BLOC DE TEXTE:
>>
En dépit de la détermination affichée du gouvernement des Etats-Unis, beaucoup d'inconnues pèsent sur la guerre d'Afghanistan dont la durée risque de détériorer la posture morale américaine.
Comme l'écrit fort bien un commentateur américain, la lutte contre le terrorisme international n'est pas l'affaire des fainthearted, les gens au cur sensible. Les précédents du Kosovo et du Golfe suffisent à nous rappeler qu'une campagne de bombardements ne va pas sans erreurs de tir, sans pertes civiles, sans un mouvement mondial de protestation ; mais aussi que l'action militaire finit par faire reculer, ou capituler, l'ennemi. Il n'y a donc pas lieu de paniquer parce que la campagne dure (George W. Bush a parlé d'un conflit qui pourrait durer deux ans), parce qu'Ossama Ben Laden n'est pas encore dans une cellule de la prison de New York ou parce que les bombardements de Kaboul n'empêchent pas les attaques au bacille de charbon.
Un différend avec la presse
Mais déjà un différent oppose le Pentagone aux médias américains sur la diffusion des informations. Le secrétaire à la Défense, Donald Rumsfeld, reproche à la presse d'avoir annoncé la présence de commandos américains sur le sol afghan et de les avoir mis en danger ; de son côté, la presse reproche au gouvernement d'avoir minimisé le danger que représente le bacille de charbon, et l'accuse d'avoir ainsi été indirectement responsable de la mort de deux postiers de Washington.
Par ailleurs, bien que M. Bush n'ait lancé ses attaques aériennes qu'au terme d'un mois de préparation et de contacts diplomatiques, il ne sait toujours pas qui doit remplacer les taliban. L'idée d'une prise de pouvoir par l'Alliance est impropre : les forces du défunt commandant Massoud ne sont pas particulièrement populaires en Afghanistan où elles ont organisé le chaos pendant quatre ans avant l'arrivée des taliban ; le Pakistan exige que des « taliban modérés », espèce introuvable, participent à un nouveau gouvernement ; de sorte que M. Bush n'est pas très sûr qu'il doive laisser la bride sur le cou aux troupes anti-taliban.
Sur les résultats obtenus par près de vingt jours de bombardements, on ne sait strictement rien. On ne peut pas se fier aux communiqués des taliban, qui ne peuvent que mentir. Mais on ne voit pas que les forces de l'Alliance aient progressé : elles n'ont pas encore pu s'emparer de Mazar-i-Sharif, pourtant à portée de tir, et elles sont toujours aussi loin de Kaboul, séparée de la ligne de front par un relief excessivement tourmenté.
Les avions américains ont commencé à bombarder les positions des taliban. Tony Blair, toujours optimiste, affirme que les « neuf camps de la Qaida ont été détruits ». Pas de nouvelles de Ben Laden pour autant : si des commandos le cherchent, ils ne l'ont pas trouvé.
<<
BUT DE L'EXERCICE:
Recopiez à l'identique le passage du texte sur la guerre d'Afghanistan qui s'ouvre sur les mots contenant « En dépit de » et se termine par « posture morale américaine. ».

LIGNES DE DONNÉES:
>>
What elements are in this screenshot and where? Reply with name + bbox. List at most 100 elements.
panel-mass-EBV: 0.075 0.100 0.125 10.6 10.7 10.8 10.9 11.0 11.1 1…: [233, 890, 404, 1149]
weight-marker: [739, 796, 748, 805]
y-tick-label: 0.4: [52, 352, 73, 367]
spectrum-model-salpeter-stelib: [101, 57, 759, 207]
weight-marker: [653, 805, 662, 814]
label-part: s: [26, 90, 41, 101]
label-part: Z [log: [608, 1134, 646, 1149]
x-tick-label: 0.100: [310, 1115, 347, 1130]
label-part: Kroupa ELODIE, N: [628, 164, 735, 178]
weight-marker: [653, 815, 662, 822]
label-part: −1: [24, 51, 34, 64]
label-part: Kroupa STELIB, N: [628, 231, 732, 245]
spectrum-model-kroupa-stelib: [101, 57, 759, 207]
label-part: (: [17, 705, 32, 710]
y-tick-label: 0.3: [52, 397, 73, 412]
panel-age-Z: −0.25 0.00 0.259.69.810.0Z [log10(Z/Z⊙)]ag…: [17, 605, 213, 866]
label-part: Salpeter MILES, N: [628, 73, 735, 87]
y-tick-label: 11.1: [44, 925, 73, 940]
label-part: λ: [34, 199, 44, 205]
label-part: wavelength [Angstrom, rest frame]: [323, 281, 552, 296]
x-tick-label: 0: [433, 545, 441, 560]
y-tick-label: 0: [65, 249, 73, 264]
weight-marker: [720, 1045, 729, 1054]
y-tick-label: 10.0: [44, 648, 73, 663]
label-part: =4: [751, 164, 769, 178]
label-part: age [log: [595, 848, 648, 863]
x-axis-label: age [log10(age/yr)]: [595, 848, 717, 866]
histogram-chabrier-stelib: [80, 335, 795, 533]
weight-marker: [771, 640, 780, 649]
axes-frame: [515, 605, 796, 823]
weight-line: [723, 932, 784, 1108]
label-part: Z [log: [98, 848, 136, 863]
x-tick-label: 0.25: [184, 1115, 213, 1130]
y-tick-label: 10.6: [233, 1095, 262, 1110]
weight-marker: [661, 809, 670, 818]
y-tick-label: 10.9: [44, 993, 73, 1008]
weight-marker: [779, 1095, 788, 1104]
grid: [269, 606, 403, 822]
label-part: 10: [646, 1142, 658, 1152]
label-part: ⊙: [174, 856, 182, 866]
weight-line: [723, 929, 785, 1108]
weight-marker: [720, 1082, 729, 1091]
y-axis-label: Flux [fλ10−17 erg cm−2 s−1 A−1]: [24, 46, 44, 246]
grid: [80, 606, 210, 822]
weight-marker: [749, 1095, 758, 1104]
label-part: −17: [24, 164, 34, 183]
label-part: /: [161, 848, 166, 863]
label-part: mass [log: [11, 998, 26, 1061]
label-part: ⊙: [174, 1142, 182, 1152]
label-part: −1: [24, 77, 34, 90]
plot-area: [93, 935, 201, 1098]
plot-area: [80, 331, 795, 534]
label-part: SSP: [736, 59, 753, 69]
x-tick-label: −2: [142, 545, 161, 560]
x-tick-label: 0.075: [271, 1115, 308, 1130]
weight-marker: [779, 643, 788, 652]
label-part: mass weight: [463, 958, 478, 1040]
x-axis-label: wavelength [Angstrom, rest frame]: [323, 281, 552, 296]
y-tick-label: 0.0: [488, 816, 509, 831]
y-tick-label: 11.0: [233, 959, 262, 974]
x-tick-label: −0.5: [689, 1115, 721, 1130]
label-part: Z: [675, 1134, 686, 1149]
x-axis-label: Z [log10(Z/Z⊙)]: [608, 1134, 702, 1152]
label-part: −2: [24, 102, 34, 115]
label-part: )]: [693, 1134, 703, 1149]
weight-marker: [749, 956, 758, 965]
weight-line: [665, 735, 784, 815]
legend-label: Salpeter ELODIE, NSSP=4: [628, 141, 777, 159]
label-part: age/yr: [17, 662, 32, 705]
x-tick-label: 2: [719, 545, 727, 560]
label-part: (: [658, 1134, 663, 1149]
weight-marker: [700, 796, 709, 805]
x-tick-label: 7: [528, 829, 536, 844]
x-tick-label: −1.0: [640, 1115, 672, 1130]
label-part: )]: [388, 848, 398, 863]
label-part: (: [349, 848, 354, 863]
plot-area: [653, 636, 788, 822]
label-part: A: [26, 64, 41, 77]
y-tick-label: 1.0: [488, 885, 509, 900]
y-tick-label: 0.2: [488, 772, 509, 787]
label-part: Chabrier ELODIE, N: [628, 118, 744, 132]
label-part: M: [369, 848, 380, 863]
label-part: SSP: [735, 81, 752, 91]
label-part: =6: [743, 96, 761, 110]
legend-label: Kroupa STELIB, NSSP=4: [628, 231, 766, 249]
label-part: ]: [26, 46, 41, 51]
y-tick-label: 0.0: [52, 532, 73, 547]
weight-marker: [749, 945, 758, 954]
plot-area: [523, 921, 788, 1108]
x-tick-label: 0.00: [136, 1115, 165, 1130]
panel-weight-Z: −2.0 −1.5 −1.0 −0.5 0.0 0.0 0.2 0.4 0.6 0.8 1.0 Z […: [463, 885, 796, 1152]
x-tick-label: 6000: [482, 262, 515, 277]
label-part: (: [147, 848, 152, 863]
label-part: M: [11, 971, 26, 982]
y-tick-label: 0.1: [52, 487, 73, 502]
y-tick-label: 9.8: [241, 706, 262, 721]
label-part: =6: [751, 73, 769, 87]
<<
>>
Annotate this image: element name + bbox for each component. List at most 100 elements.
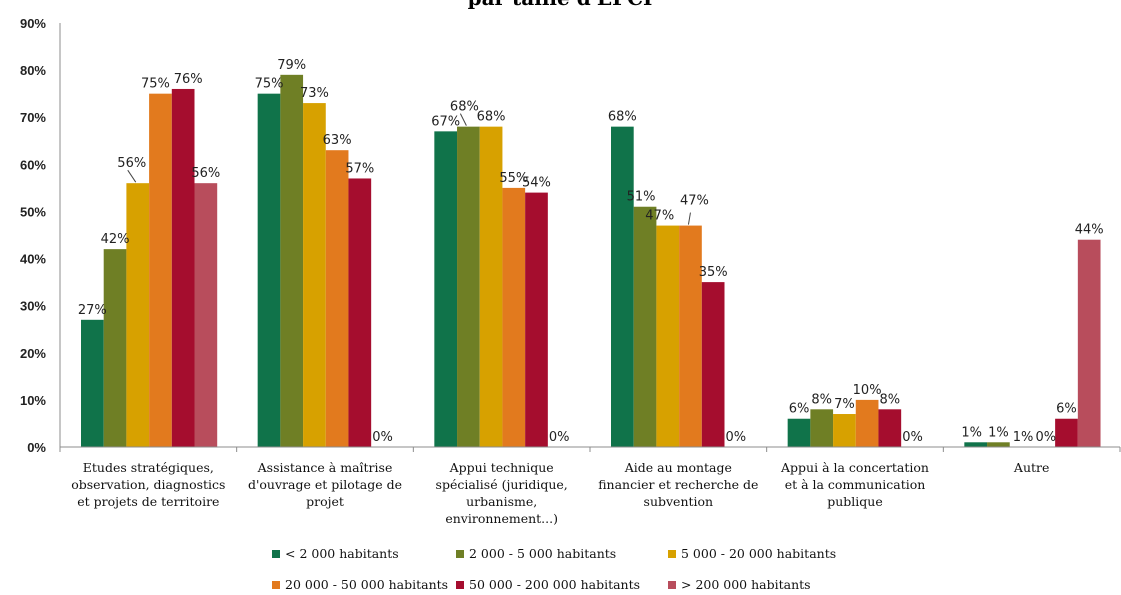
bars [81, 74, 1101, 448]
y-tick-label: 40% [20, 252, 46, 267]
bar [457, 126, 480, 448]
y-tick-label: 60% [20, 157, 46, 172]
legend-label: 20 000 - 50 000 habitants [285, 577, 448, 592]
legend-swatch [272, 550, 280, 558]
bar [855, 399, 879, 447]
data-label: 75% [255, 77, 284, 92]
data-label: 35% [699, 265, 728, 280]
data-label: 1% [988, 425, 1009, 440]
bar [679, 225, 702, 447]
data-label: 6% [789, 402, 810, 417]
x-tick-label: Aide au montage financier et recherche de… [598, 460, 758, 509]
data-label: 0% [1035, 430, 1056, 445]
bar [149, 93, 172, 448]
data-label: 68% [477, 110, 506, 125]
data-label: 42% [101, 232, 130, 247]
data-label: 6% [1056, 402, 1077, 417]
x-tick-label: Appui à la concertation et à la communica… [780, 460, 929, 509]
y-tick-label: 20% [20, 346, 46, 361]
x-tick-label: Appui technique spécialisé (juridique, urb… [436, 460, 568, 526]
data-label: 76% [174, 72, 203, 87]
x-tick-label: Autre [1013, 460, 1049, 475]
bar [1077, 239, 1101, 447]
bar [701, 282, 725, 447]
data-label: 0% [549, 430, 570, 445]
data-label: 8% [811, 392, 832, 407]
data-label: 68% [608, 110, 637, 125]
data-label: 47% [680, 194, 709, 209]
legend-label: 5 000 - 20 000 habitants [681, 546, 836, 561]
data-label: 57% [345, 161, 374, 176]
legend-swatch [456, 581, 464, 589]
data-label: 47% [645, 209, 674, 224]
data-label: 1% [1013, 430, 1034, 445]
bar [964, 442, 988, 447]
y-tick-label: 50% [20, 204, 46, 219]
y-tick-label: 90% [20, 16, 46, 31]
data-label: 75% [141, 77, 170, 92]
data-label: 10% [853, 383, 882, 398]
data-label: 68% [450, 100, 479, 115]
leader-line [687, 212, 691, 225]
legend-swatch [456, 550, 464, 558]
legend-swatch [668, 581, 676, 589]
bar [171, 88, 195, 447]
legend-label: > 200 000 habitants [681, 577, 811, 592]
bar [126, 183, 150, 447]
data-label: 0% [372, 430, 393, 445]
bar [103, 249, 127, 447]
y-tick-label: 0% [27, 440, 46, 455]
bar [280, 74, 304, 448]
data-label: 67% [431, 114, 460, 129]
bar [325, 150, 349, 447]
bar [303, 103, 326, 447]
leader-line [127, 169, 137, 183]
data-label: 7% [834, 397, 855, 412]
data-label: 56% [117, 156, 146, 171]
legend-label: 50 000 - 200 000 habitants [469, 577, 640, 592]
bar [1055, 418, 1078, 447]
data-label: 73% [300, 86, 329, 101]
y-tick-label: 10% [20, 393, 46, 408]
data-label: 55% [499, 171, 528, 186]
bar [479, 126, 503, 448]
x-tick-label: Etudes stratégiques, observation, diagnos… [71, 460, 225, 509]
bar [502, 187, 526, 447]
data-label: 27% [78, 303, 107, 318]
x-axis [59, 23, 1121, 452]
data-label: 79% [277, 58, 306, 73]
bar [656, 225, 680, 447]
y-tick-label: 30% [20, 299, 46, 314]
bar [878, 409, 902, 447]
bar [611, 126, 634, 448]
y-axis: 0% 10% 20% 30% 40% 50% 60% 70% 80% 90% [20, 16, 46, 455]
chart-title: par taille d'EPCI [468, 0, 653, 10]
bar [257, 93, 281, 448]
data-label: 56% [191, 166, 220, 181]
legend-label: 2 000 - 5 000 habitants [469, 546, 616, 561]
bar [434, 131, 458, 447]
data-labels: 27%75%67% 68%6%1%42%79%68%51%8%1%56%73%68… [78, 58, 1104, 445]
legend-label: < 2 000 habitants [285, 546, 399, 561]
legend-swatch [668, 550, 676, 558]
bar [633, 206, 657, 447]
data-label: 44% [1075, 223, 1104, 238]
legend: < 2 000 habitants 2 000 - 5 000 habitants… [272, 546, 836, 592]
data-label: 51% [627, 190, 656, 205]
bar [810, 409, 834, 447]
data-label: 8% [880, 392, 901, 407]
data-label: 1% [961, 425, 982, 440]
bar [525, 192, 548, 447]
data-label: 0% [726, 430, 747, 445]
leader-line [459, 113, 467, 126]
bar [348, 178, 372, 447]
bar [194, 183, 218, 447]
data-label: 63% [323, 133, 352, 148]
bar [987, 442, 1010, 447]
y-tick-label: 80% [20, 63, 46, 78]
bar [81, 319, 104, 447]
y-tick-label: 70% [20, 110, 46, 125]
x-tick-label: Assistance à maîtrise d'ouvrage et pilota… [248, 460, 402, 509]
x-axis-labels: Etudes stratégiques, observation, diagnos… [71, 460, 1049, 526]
<<
>>
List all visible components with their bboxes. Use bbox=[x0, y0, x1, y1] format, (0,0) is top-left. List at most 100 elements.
<<
CORRIGÉ:
En dépit de la détermination affichée du gouvernement des Etats-Unis, beaucoup d'inconnues pèsent sur la guerre d'Afghanistan dont la durée risque de détériorer la posture morale américaine.